*** DATA LINES ***

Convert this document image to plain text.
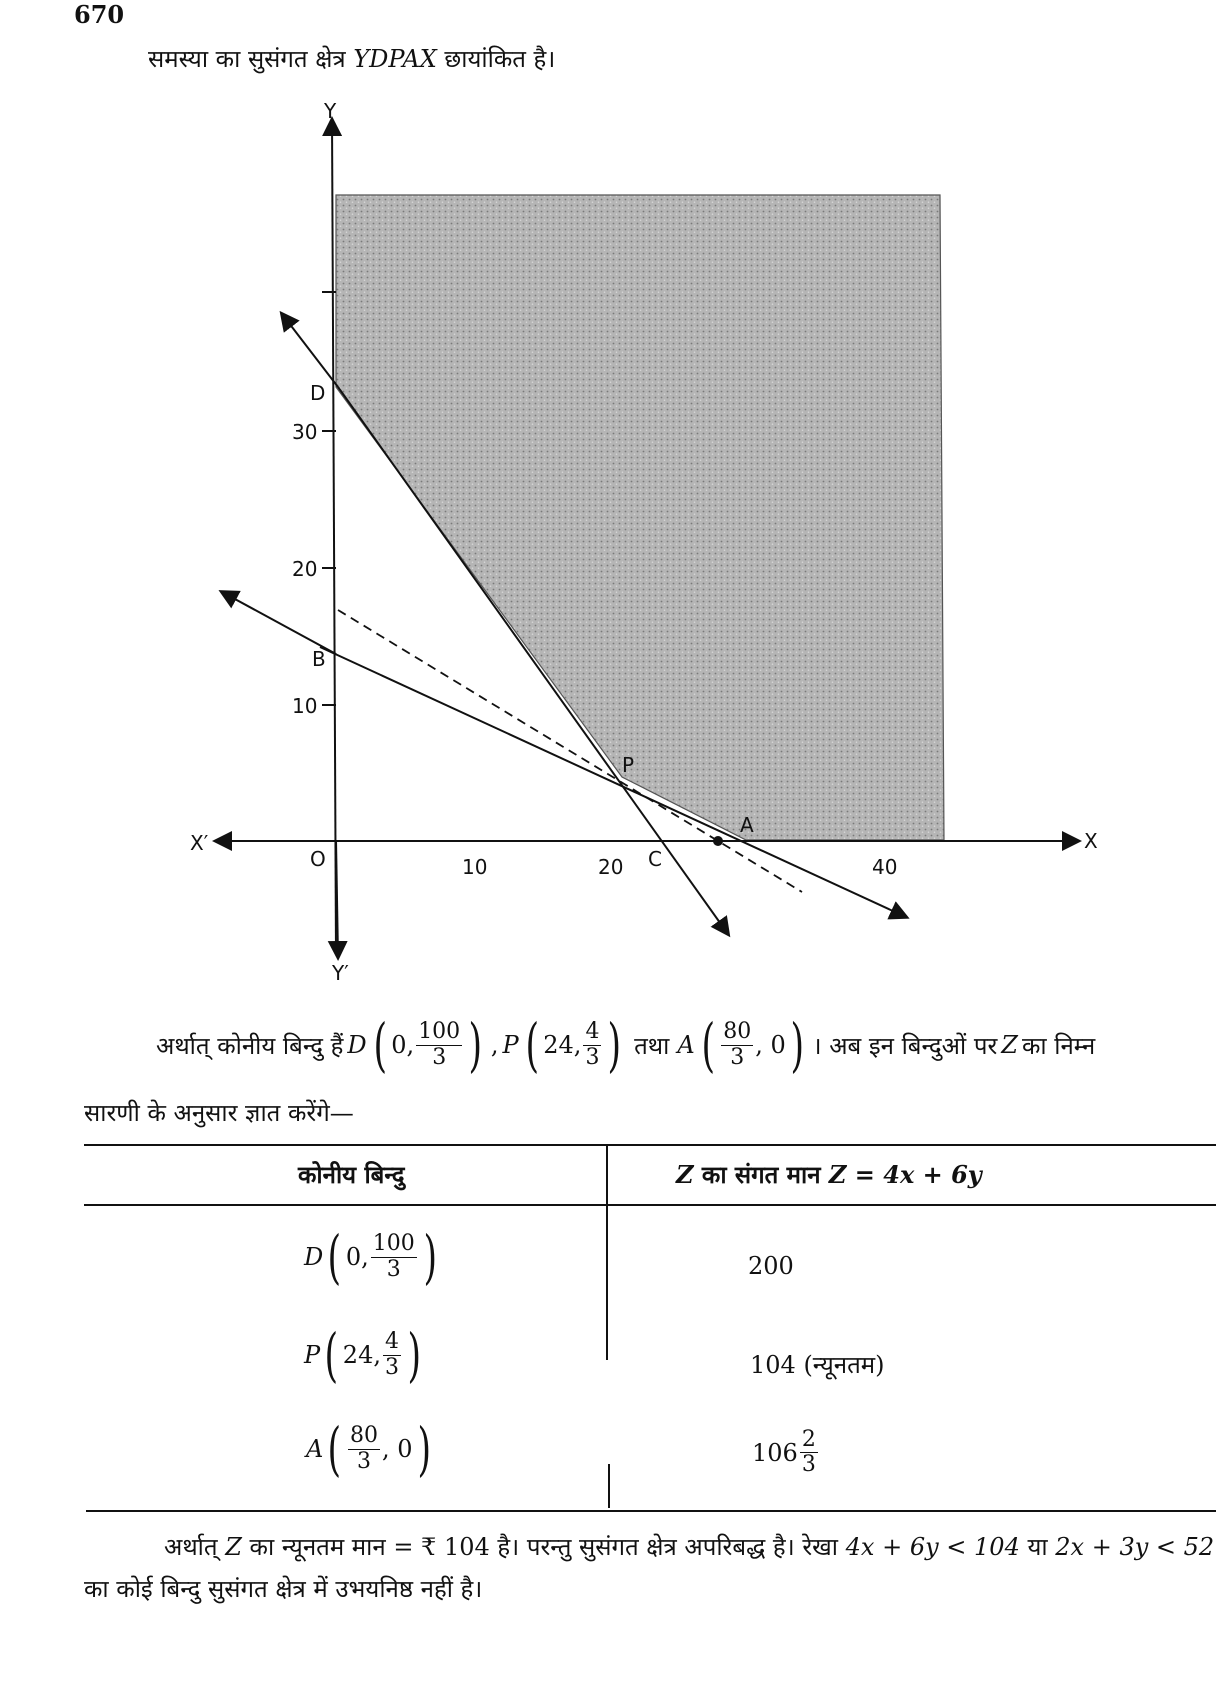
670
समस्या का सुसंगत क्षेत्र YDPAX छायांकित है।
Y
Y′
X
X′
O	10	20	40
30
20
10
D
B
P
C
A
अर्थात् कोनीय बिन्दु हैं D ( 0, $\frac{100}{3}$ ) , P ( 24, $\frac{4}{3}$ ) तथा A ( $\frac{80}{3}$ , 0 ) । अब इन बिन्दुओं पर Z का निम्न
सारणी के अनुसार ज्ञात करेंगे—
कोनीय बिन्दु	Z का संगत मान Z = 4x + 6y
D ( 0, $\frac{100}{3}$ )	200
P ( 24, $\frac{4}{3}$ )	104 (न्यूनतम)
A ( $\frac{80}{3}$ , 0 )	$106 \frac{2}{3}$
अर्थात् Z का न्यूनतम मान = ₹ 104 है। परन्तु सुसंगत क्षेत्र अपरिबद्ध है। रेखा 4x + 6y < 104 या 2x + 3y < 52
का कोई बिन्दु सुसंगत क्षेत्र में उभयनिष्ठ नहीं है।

***
*** DATA LINES ***

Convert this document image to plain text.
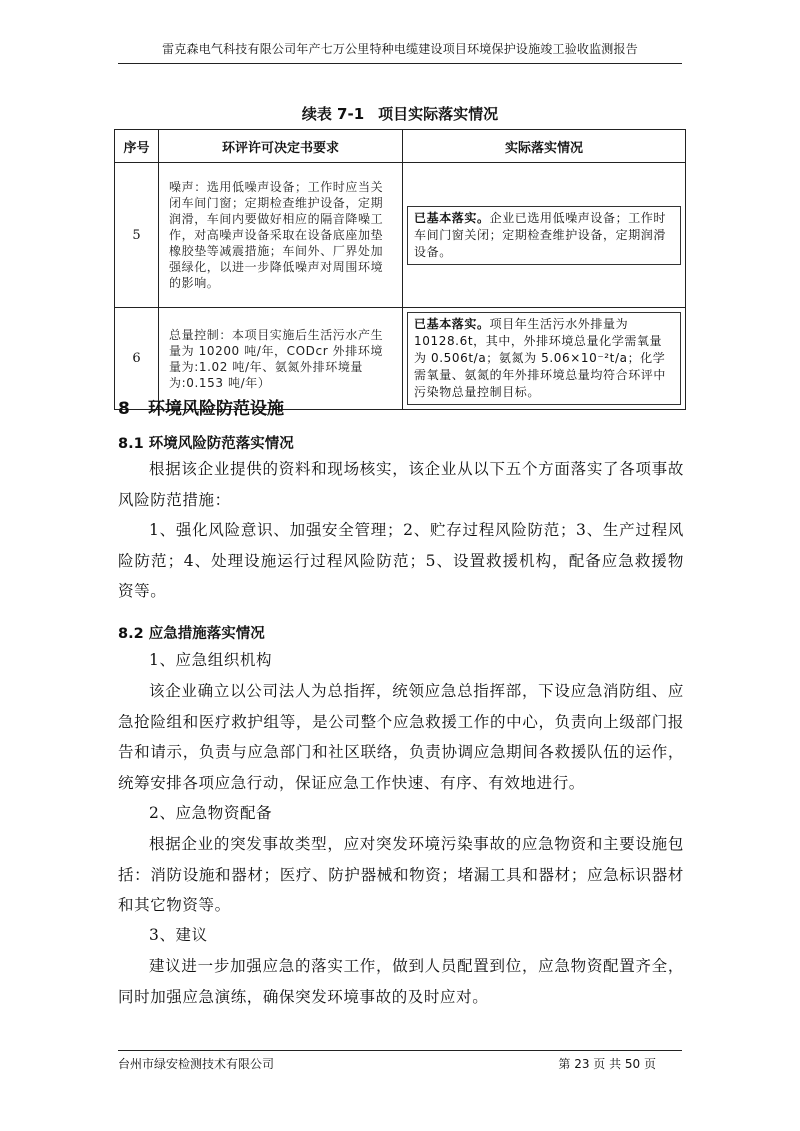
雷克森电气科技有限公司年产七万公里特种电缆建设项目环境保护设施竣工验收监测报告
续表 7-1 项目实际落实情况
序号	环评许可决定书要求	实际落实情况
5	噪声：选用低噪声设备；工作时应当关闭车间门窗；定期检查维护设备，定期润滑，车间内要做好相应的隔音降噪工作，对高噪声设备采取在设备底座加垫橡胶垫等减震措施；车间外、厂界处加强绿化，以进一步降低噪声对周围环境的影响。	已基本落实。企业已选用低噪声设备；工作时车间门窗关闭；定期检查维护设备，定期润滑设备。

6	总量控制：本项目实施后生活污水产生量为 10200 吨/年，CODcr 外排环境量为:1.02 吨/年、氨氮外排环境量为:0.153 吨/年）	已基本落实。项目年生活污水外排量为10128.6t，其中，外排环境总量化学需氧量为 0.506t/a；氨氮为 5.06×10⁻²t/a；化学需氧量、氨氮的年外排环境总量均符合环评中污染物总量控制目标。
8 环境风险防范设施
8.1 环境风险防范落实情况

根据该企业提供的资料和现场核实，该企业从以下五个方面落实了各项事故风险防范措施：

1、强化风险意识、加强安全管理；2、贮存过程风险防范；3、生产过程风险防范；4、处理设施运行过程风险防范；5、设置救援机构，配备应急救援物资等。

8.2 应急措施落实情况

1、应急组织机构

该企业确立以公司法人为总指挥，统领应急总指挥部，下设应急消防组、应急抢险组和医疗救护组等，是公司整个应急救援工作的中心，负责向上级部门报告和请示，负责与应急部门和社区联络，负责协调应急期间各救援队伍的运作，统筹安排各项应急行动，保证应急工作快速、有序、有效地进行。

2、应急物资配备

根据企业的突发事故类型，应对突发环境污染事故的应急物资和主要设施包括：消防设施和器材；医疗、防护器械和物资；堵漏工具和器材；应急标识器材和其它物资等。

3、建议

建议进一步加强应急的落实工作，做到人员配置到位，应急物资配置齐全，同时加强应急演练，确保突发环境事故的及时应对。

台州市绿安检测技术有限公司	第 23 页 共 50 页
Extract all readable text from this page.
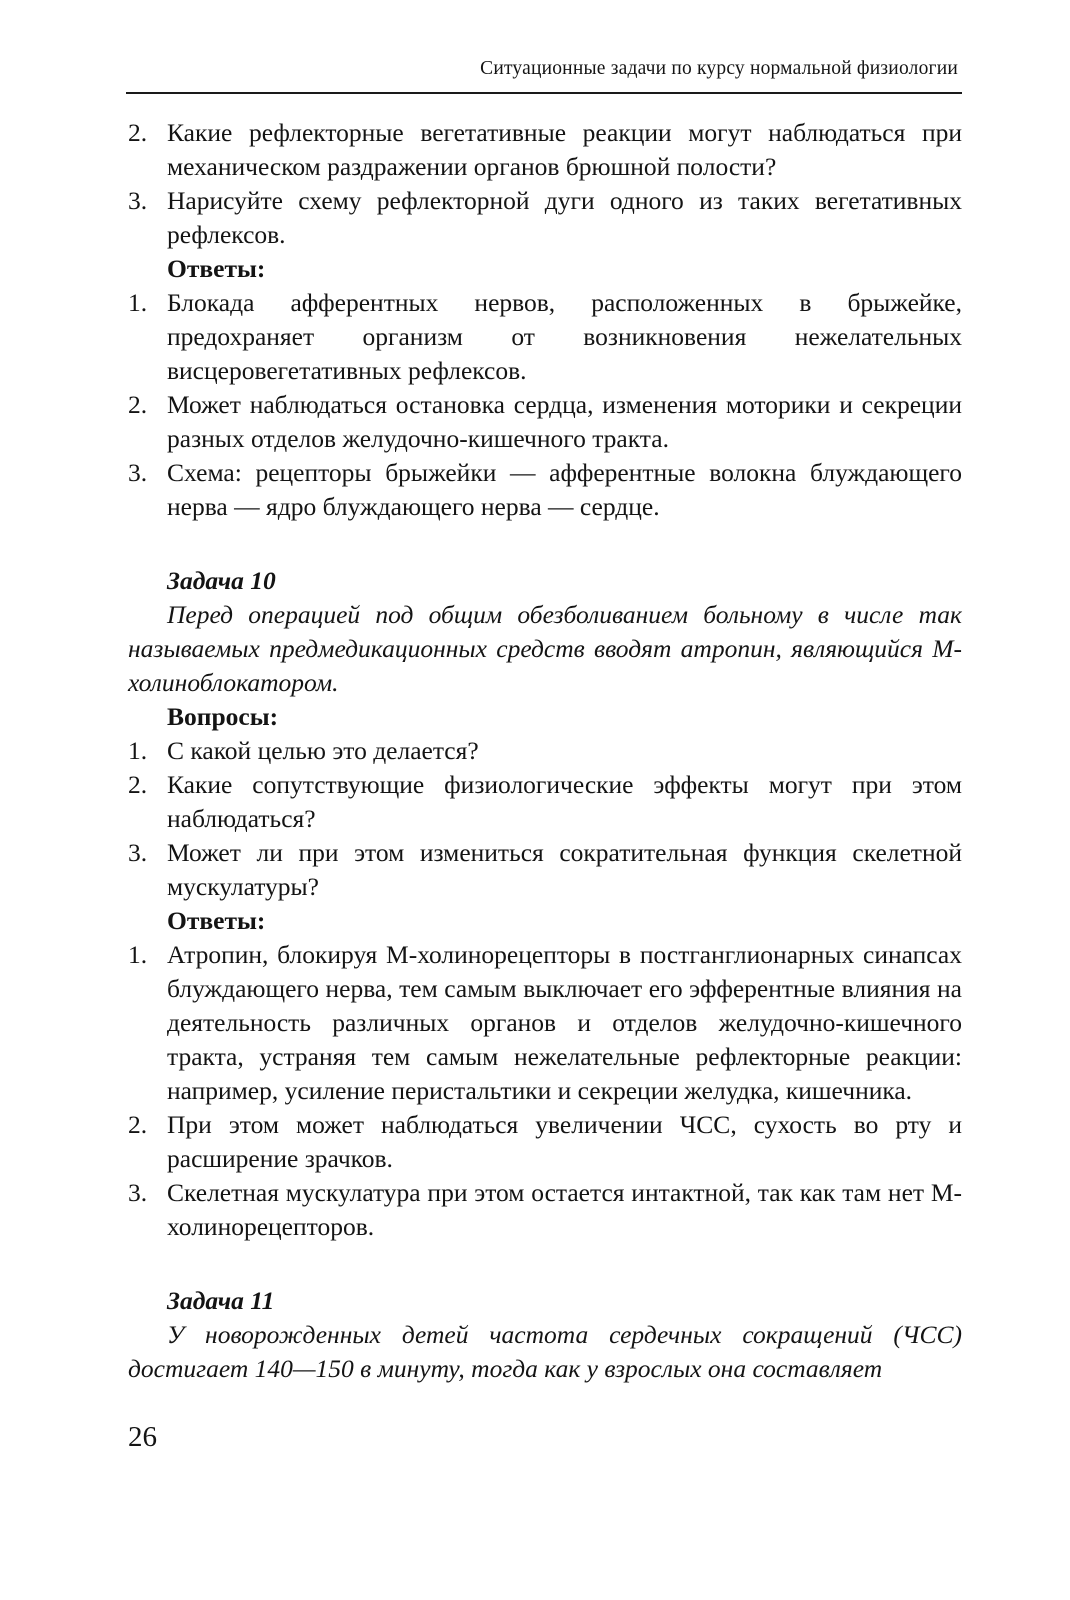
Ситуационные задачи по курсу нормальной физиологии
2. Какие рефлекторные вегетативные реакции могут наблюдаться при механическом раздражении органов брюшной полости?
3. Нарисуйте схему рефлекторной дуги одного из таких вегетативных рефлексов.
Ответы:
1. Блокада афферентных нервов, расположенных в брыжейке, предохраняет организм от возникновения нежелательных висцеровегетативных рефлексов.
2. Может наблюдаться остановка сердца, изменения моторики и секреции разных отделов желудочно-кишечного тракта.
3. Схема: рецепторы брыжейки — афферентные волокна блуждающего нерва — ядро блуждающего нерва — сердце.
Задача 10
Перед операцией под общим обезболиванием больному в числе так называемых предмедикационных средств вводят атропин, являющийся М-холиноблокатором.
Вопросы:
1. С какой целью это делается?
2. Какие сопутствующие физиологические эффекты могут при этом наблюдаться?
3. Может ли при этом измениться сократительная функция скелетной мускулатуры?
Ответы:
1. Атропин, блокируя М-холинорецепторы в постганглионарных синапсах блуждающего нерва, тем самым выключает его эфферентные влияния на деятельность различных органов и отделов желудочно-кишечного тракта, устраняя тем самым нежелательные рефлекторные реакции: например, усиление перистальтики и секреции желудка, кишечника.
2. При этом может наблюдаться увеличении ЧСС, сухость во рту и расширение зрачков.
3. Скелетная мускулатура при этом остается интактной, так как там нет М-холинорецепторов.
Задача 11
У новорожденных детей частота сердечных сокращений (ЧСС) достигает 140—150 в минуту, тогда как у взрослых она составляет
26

***

*WHAT IS ASKED*.
List each line in the listing that contains the string "секреции".

*EXERCISE RESULT*.
2. Может наблюдаться остановка сердца, изменения моторики и секреции разных отделов желудочно-кишечного тракта.
1. Атропин, блокируя М-холинорецепторы в постганглионарных синапсах блуждающего нерва, тем самым выключает его эфферентные влияния на деятельность различных органов и отделов желудочно-кишечного тракта, устраняя тем самым нежелательные рефлекторные реакции: например, усиление перистальтики и секреции желудка, кишечника.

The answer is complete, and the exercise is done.